===== Stored data =====

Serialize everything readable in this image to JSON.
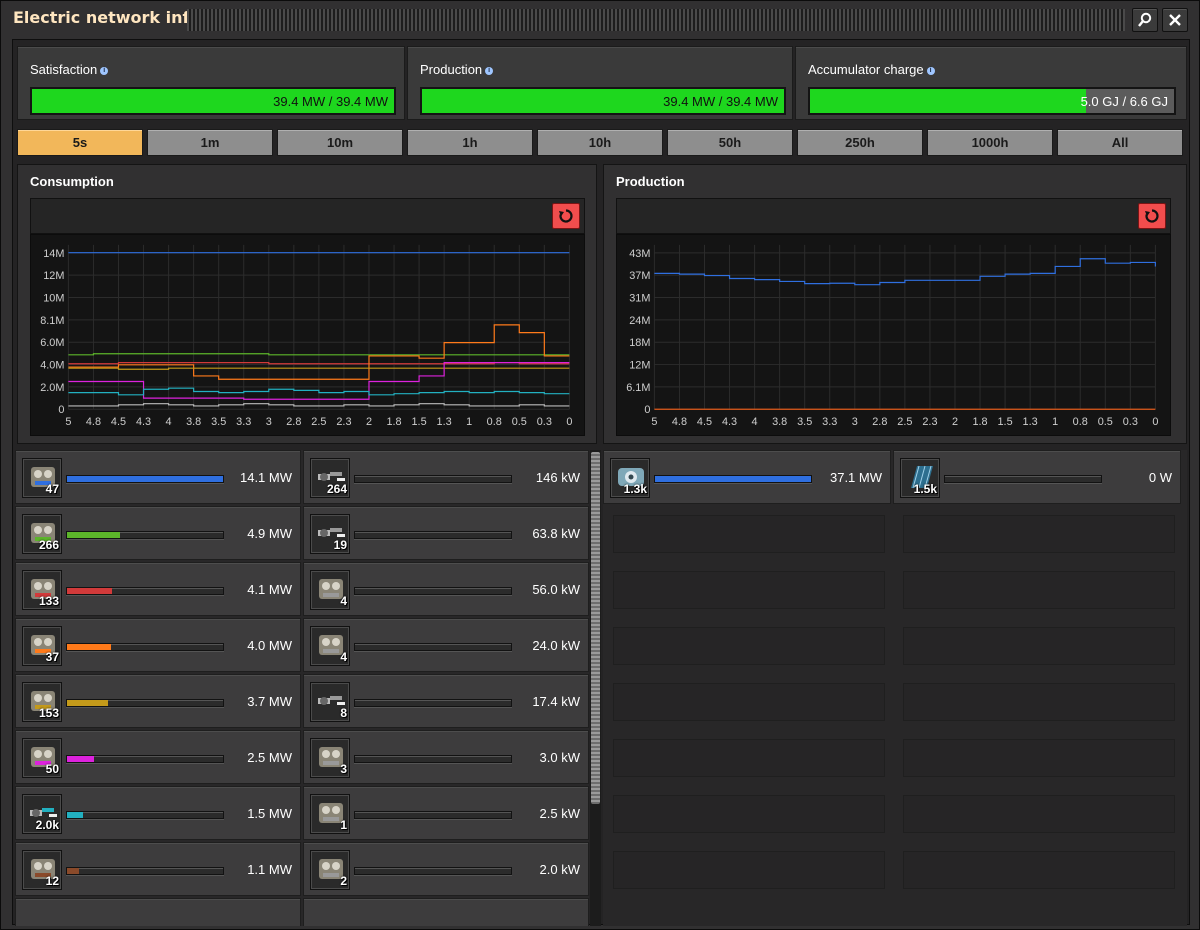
{
  "window": {
    "title": "Electric network info"
  },
  "summary": {
    "satisfaction": {
      "label": "Satisfaction",
      "value": "39.4 MW / 39.4 MW",
      "fill_fraction": 1.0
    },
    "production": {
      "label": "Production",
      "value": "39.4 MW / 39.4 MW",
      "fill_fraction": 1.0
    },
    "accumulator": {
      "label": "Accumulator charge",
      "value": "5.0 GJ / 6.6 GJ",
      "fill_fraction": 0.757
    }
  },
  "time_tabs": [
    "5s",
    "1m",
    "10m",
    "1h",
    "10h",
    "50h",
    "250h",
    "1000h",
    "All"
  ],
  "active_tab": "5s",
  "colors": {
    "green_bar": "#1ed71e",
    "tab_active": "#f2b75a",
    "reset_button": "#f14d4d"
  },
  "chart_data": [
    {
      "type": "line",
      "title": "Consumption",
      "x": [
        5,
        4.8,
        4.5,
        4.3,
        4,
        3.8,
        3.5,
        3.3,
        3,
        2.8,
        2.5,
        2.3,
        2,
        1.8,
        1.5,
        1.3,
        1,
        0.8,
        0.5,
        0.3,
        0
      ],
      "x_tick_labels": [
        "5",
        "4.8",
        "4.5",
        "4.3",
        "4",
        "3.8",
        "3.5",
        "3.3",
        "3",
        "2.8",
        "2.5",
        "2.3",
        "2",
        "1.8",
        "1.5",
        "1.3",
        "1",
        "0.8",
        "0.5",
        "0.3",
        "0"
      ],
      "y_tick_labels": [
        "0",
        "2.0M",
        "4.0M",
        "6.0M",
        "8.1M",
        "10M",
        "12M",
        "14M"
      ],
      "ylim": [
        0,
        14800000
      ],
      "grid": true,
      "series": [
        {
          "color": "#2f6fe0",
          "values": [
            14100000,
            14100000,
            14100000,
            14100000,
            14100000,
            14100000,
            14100000,
            14100000,
            14100000,
            14100000,
            14100000,
            14100000,
            14100000,
            14100000,
            14100000,
            14100000,
            14100000,
            14100000,
            14100000,
            14100000,
            14100000
          ]
        },
        {
          "color": "#5cb52a",
          "values": [
            4900000,
            5000000,
            5000000,
            5000000,
            5000000,
            5000000,
            5000000,
            5000000,
            4900000,
            4900000,
            4900000,
            4900000,
            4900000,
            4900000,
            4900000,
            4900000,
            4900000,
            4900000,
            4900000,
            4900000,
            4900000
          ]
        },
        {
          "color": "#d23a3a",
          "values": [
            4100000,
            4100000,
            4200000,
            4200000,
            4200000,
            4200000,
            4200000,
            4200000,
            4100000,
            4100000,
            4100000,
            4100000,
            4100000,
            4100000,
            4100000,
            4100000,
            4100000,
            4200000,
            4100000,
            4100000,
            4100000
          ]
        },
        {
          "color": "#ff7a1a",
          "values": [
            3800000,
            3800000,
            4000000,
            4000000,
            4000000,
            3000000,
            2700000,
            2700000,
            2700000,
            2700000,
            2700000,
            2700000,
            4800000,
            4800000,
            4600000,
            6000000,
            6000000,
            7600000,
            6900000,
            4800000,
            4800000
          ]
        },
        {
          "color": "#c49a1a",
          "values": [
            3700000,
            3700000,
            3600000,
            3600000,
            3700000,
            3700000,
            3700000,
            3700000,
            3700000,
            3700000,
            3700000,
            3700000,
            3700000,
            3700000,
            3700000,
            3700000,
            3700000,
            3700000,
            3700000,
            3700000,
            3700000
          ]
        },
        {
          "color": "#dd22dd",
          "values": [
            2500000,
            2500000,
            2500000,
            1000000,
            1000000,
            1000000,
            1000000,
            900000,
            900000,
            900000,
            900000,
            900000,
            2500000,
            2500000,
            3000000,
            4200000,
            4200000,
            4200000,
            4200000,
            4200000,
            4200000
          ]
        },
        {
          "color": "#22b0c0",
          "values": [
            1500000,
            1500000,
            1300000,
            1800000,
            1900000,
            1600000,
            1500000,
            1600000,
            1800000,
            1700000,
            1500000,
            1600000,
            1300000,
            1400000,
            1500000,
            1600000,
            1500000,
            1600000,
            1500000,
            1400000,
            1400000
          ]
        },
        {
          "color": "#bbbbbb",
          "values": [
            300000,
            300000,
            400000,
            500000,
            400000,
            300000,
            400000,
            500000,
            400000,
            300000,
            300000,
            400000,
            300000,
            400000,
            500000,
            400000,
            300000,
            300000,
            400000,
            300000,
            300000
          ]
        }
      ]
    },
    {
      "type": "line",
      "title": "Production",
      "x": [
        5,
        4.8,
        4.5,
        4.3,
        4,
        3.8,
        3.5,
        3.3,
        3,
        2.8,
        2.5,
        2.3,
        2,
        1.8,
        1.5,
        1.3,
        1,
        0.8,
        0.5,
        0.3,
        0
      ],
      "x_tick_labels": [
        "5",
        "4.8",
        "4.5",
        "4.3",
        "4",
        "3.8",
        "3.5",
        "3.3",
        "3",
        "2.8",
        "2.5",
        "2.3",
        "2",
        "1.8",
        "1.5",
        "1.3",
        "1",
        "0.8",
        "0.5",
        "0.3",
        "0"
      ],
      "y_tick_labels": [
        "0",
        "6.1M",
        "12M",
        "18M",
        "24M",
        "31M",
        "37M",
        "43M"
      ],
      "ylim": [
        0,
        45000000
      ],
      "grid": true,
      "series": [
        {
          "color": "#2f6fe0",
          "values": [
            37200000,
            37000000,
            36600000,
            35800000,
            35500000,
            35000000,
            34400000,
            34500000,
            34100000,
            34700000,
            35300000,
            35300000,
            35300000,
            36400000,
            37000000,
            37200000,
            39100000,
            41200000,
            40000000,
            40200000,
            39100000
          ]
        },
        {
          "color": "#e05a1a",
          "values": [
            0,
            0,
            0,
            0,
            0,
            0,
            0,
            0,
            0,
            0,
            0,
            0,
            0,
            0,
            0,
            0,
            0,
            0,
            0,
            0,
            0
          ]
        }
      ]
    }
  ],
  "consumers": {
    "left": [
      {
        "icon": "assembler-icon",
        "count": "47",
        "value": "14.1 MW",
        "fill_fraction": 1.0,
        "color": "#2f6fe0"
      },
      {
        "icon": "chemical-plant-icon",
        "count": "266",
        "value": "4.9 MW",
        "fill_fraction": 0.34,
        "color": "#5cb52a"
      },
      {
        "icon": "electric-furnace-icon",
        "count": "133",
        "value": "4.1 MW",
        "fill_fraction": 0.29,
        "color": "#d23a3a"
      },
      {
        "icon": "centrifuge-icon",
        "count": "37",
        "value": "4.0 MW",
        "fill_fraction": 0.28,
        "color": "#ff7a1a"
      },
      {
        "icon": "pump-icon",
        "count": "153",
        "value": "3.7 MW",
        "fill_fraction": 0.26,
        "color": "#c49a1a"
      },
      {
        "icon": "oil-refinery-icon",
        "count": "50",
        "value": "2.5 MW",
        "fill_fraction": 0.17,
        "color": "#dd22dd"
      },
      {
        "icon": "filter-inserter-icon",
        "count": "2.0k",
        "value": "1.5 MW",
        "fill_fraction": 0.1,
        "color": "#22b0c0"
      },
      {
        "icon": "pumpjack-icon",
        "count": "12",
        "value": "1.1 MW",
        "fill_fraction": 0.08,
        "color": "#8a4a2a"
      }
    ],
    "right": [
      {
        "icon": "long-inserter-icon",
        "count": "264",
        "value": "146 kW",
        "fill_fraction": 0.0,
        "color": "#999999"
      },
      {
        "icon": "fast-inserter-icon",
        "count": "19",
        "value": "63.8 kW",
        "fill_fraction": 0.0,
        "color": "#999999"
      },
      {
        "icon": "lab-icon",
        "count": "4",
        "value": "56.0 kW",
        "fill_fraction": 0.0,
        "color": "#999999"
      },
      {
        "icon": "roboport-icon",
        "count": "4",
        "value": "24.0 kW",
        "fill_fraction": 0.0,
        "color": "#999999"
      },
      {
        "icon": "stack-inserter-icon",
        "count": "8",
        "value": "17.4 kW",
        "fill_fraction": 0.0,
        "color": "#999999"
      },
      {
        "icon": "radar-icon",
        "count": "3",
        "value": "3.0 kW",
        "fill_fraction": 0.0,
        "color": "#999999"
      },
      {
        "icon": "crafting-machine-icon",
        "count": "1",
        "value": "2.5 kW",
        "fill_fraction": 0.0,
        "color": "#999999"
      },
      {
        "icon": "programmable-speaker-icon",
        "count": "2",
        "value": "2.0 kW",
        "fill_fraction": 0.0,
        "color": "#999999"
      }
    ]
  },
  "producers": [
    {
      "icon": "steam-turbine-icon",
      "count": "1.3k",
      "value": "37.1 MW",
      "fill_fraction": 1.0,
      "color": "#2f6fe0"
    },
    {
      "icon": "solar-panel-icon",
      "count": "1.5k",
      "value": "0 W",
      "fill_fraction": 0.0,
      "color": "#999999"
    }
  ]
}
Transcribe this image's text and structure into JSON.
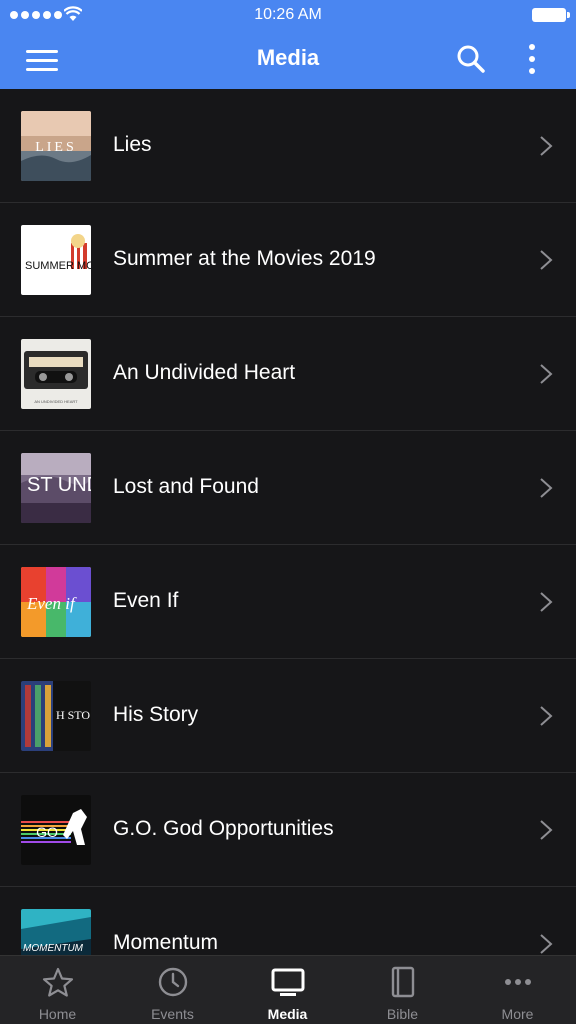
{
  "status_bar": {
    "time": "10:26 AM"
  },
  "header": {
    "title": "Media"
  },
  "media_items": [
    {
      "title": "Lies",
      "thumb_text": "LIES"
    },
    {
      "title": "Summer at the Movies 2019",
      "thumb_text": "SUMMER MOVIES"
    },
    {
      "title": "An Undivided Heart",
      "thumb_text": "AN UNDIVIDED HEART"
    },
    {
      "title": "Lost and Found",
      "thumb_text": "ST UND"
    },
    {
      "title": "Even If",
      "thumb_text": "Even if"
    },
    {
      "title": "His Story",
      "thumb_text": "H STO"
    },
    {
      "title": "G.O. God Opportunities",
      "thumb_text": "GO"
    },
    {
      "title": "Momentum",
      "thumb_text": "MOMENTUM"
    }
  ],
  "tab_bar": {
    "tabs": [
      {
        "label": "Home",
        "icon": "star-icon"
      },
      {
        "label": "Events",
        "icon": "clock-icon"
      },
      {
        "label": "Media",
        "icon": "tv-icon",
        "active": true
      },
      {
        "label": "Bible",
        "icon": "book-icon"
      },
      {
        "label": "More",
        "icon": "ellipsis-icon"
      }
    ]
  },
  "colors": {
    "header": "#4a86f1",
    "background": "#161618",
    "tabbar": "#242426"
  }
}
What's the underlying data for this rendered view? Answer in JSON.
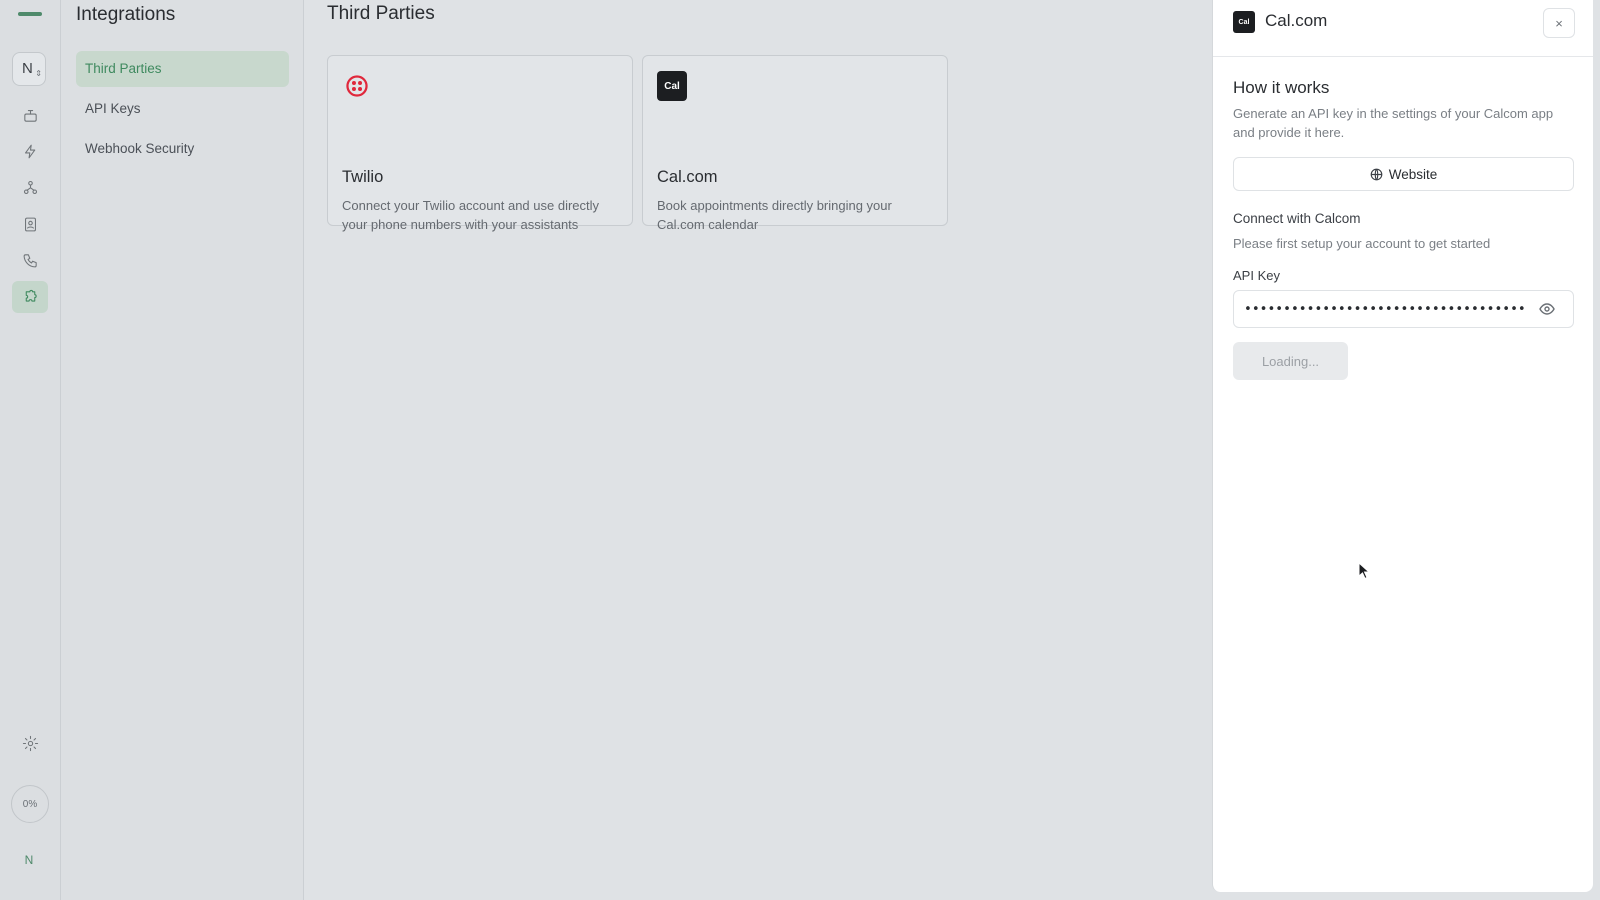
{
  "rail": {
    "workspace_initial": "N",
    "items": [
      {
        "name": "robot-icon"
      },
      {
        "name": "lightning-icon"
      },
      {
        "name": "network-icon"
      },
      {
        "name": "contact-icon"
      },
      {
        "name": "phone-icon"
      },
      {
        "name": "puzzle-icon",
        "active": true
      }
    ],
    "usage_label": "0%",
    "user_initial": "N",
    "accent": "#3f8a5f"
  },
  "sidebar": {
    "title": "Integrations",
    "items": [
      {
        "label": "Third Parties",
        "active": true
      },
      {
        "label": "API Keys"
      },
      {
        "label": "Webhook Security"
      }
    ]
  },
  "main": {
    "title": "Third Parties",
    "cards": [
      {
        "name": "Twilio",
        "description": "Connect your Twilio account and use directly your phone numbers with your assistants",
        "icon": "twilio-icon",
        "icon_color": "#e0283c"
      },
      {
        "name": "Cal.com",
        "description": "Book appointments directly bringing your Cal.com calendar",
        "icon": "calcom-icon",
        "icon_text": "Cal"
      }
    ]
  },
  "panel": {
    "logo_text": "Cal",
    "title": "Cal.com",
    "close_label": "×",
    "how_title": "How it works",
    "how_description": "Generate an API key in the settings of your Calcom app and provide it here.",
    "website_label": "Website",
    "connect_title": "Connect with Calcom",
    "connect_subtitle": "Please first setup your account to get started",
    "api_key_label": "API Key",
    "api_key_value": "••••••••••••••••••••••••••••••••••••",
    "loading_label": "Loading..."
  }
}
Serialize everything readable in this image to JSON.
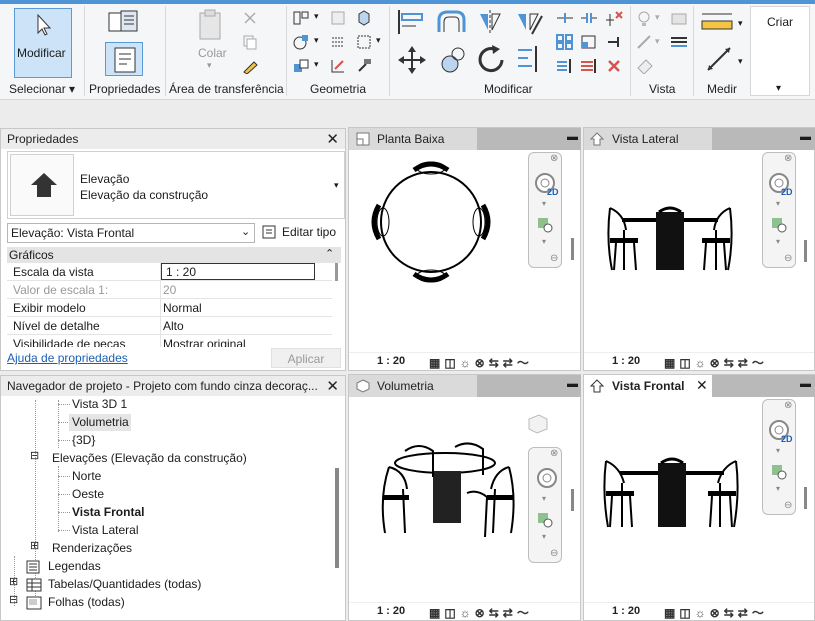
{
  "ribbon": {
    "groups": {
      "selecionar": "Selecionar",
      "propriedades": "Propriedades",
      "transferencia": "Área de transferência",
      "geometria": "Geometria",
      "modificar": "Modificar",
      "vista": "Vista",
      "medir": "Medir",
      "criar": "Criar"
    },
    "modificar_button": "Modificar",
    "colar": "Colar"
  },
  "properties": {
    "title": "Propriedades",
    "type_name": "Elevação",
    "type_sub": "Elevação da construção",
    "selector": "Elevação: Vista Frontal",
    "edit_type": "Editar tipo",
    "section": "Gráficos",
    "rows": [
      {
        "key": "Escala da vista",
        "value": "1 : 20"
      },
      {
        "key": "Valor de escala    1:",
        "value": "20"
      },
      {
        "key": "Exibir modelo",
        "value": "Normal"
      },
      {
        "key": "Nível de detalhe",
        "value": "Alto"
      },
      {
        "key": "Visibilidade de peças",
        "value": "Mostrar original"
      }
    ],
    "help_link": "Ajuda de propriedades",
    "apply": "Aplicar"
  },
  "navigator": {
    "title": "Navegador de projeto - Projeto com fundo cinza decoraç...",
    "items": [
      "Vista 3D 1",
      "Volumetria",
      "{3D}",
      "Elevações (Elevação da construção)",
      "Norte",
      "Oeste",
      "Vista Frontal",
      "Vista Lateral",
      "Renderizações",
      "Legendas",
      "Tabelas/Quantidades (todas)",
      "Folhas (todas)"
    ]
  },
  "views": {
    "planta": {
      "tab": "Planta Baixa",
      "scale": "1 : 20"
    },
    "lateral": {
      "tab": "Vista Lateral",
      "scale": "1 : 20"
    },
    "volumetria": {
      "tab": "Volumetria",
      "scale": "1 : 20"
    },
    "frontal": {
      "tab": "Vista Frontal",
      "scale": "1 : 20"
    }
  },
  "navwheel_2d": "2D"
}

=====

**Directions for this task:**
Say how many lines of the data include the string "JSON". Nothing other than the number should be given.

**Answer below:**
4